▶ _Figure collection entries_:
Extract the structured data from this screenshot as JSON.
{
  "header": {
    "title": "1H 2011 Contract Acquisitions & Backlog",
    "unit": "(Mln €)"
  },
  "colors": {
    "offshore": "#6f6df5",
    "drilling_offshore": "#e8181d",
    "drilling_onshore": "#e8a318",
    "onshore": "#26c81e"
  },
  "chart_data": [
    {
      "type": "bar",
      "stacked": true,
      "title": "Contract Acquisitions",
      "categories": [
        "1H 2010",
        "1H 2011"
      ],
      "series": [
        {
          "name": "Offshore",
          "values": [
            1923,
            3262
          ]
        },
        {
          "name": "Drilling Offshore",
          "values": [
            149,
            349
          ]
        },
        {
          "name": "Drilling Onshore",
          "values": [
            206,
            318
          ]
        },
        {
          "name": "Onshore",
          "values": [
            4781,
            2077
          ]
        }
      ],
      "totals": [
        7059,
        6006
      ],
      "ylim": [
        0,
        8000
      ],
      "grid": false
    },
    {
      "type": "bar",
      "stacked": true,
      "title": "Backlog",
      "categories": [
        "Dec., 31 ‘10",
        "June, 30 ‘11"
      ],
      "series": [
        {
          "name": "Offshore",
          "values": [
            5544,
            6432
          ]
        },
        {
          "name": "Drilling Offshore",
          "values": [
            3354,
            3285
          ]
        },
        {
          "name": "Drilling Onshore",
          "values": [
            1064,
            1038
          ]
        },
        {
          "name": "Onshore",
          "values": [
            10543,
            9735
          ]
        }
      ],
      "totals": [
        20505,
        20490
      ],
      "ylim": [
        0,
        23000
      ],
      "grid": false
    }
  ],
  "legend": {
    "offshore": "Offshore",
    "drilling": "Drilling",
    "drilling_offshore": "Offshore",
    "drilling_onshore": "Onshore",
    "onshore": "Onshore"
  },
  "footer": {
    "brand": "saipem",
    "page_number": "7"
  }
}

▶ _EXERCISE REQUIREMENTS_: Extract the complete data, matching each line exactly.

▶ _CORRECT ANSWER_:
Extract the structured data from this screenshot as JSON.
{
  "header": {
    "title": "1H 2011 Contract Acquisitions & Backlog",
    "unit": "(Mln €)"
  },
  "colors": {
    "offshore": "#6f6df5",
    "drilling_offshore": "#e8181d",
    "drilling_onshore": "#e8a318",
    "onshore": "#26c81e"
  },
  "chart_data": [
    {
      "type": "bar",
      "stacked": true,
      "title": "Contract Acquisitions",
      "categories": [
        "1H 2010",
        "1H 2011"
      ],
      "series": [
        {
          "name": "Offshore",
          "values": [
            1923,
            3262
          ]
        },
        {
          "name": "Drilling Offshore",
          "values": [
            149,
            349
          ]
        },
        {
          "name": "Drilling Onshore",
          "values": [
            206,
            318
          ]
        },
        {
          "name": "Onshore",
          "values": [
            4781,
            2077
          ]
        }
      ],
      "totals": [
        7059,
        6006
      ],
      "ylim": [
        0,
        8000
      ],
      "grid": false
    },
    {
      "type": "bar",
      "stacked": true,
      "title": "Backlog",
      "categories": [
        "Dec., 31 ‘10",
        "June, 30 ‘11"
      ],
      "series": [
        {
          "name": "Offshore",
          "values": [
            5544,
            6432
          ]
        },
        {
          "name": "Drilling Offshore",
          "values": [
            3354,
            3285
          ]
        },
        {
          "name": "Drilling Onshore",
          "values": [
            1064,
            1038
          ]
        },
        {
          "name": "Onshore",
          "values": [
            10543,
            9735
          ]
        }
      ],
      "totals": [
        20505,
        20490
      ],
      "ylim": [
        0,
        23000
      ],
      "grid": false
    }
  ],
  "legend": {
    "offshore": "Offshore",
    "drilling": "Drilling",
    "drilling_offshore": "Offshore",
    "drilling_onshore": "Onshore",
    "onshore": "Onshore"
  },
  "footer": {
    "brand": "saipem",
    "page_number": "7"
  }
}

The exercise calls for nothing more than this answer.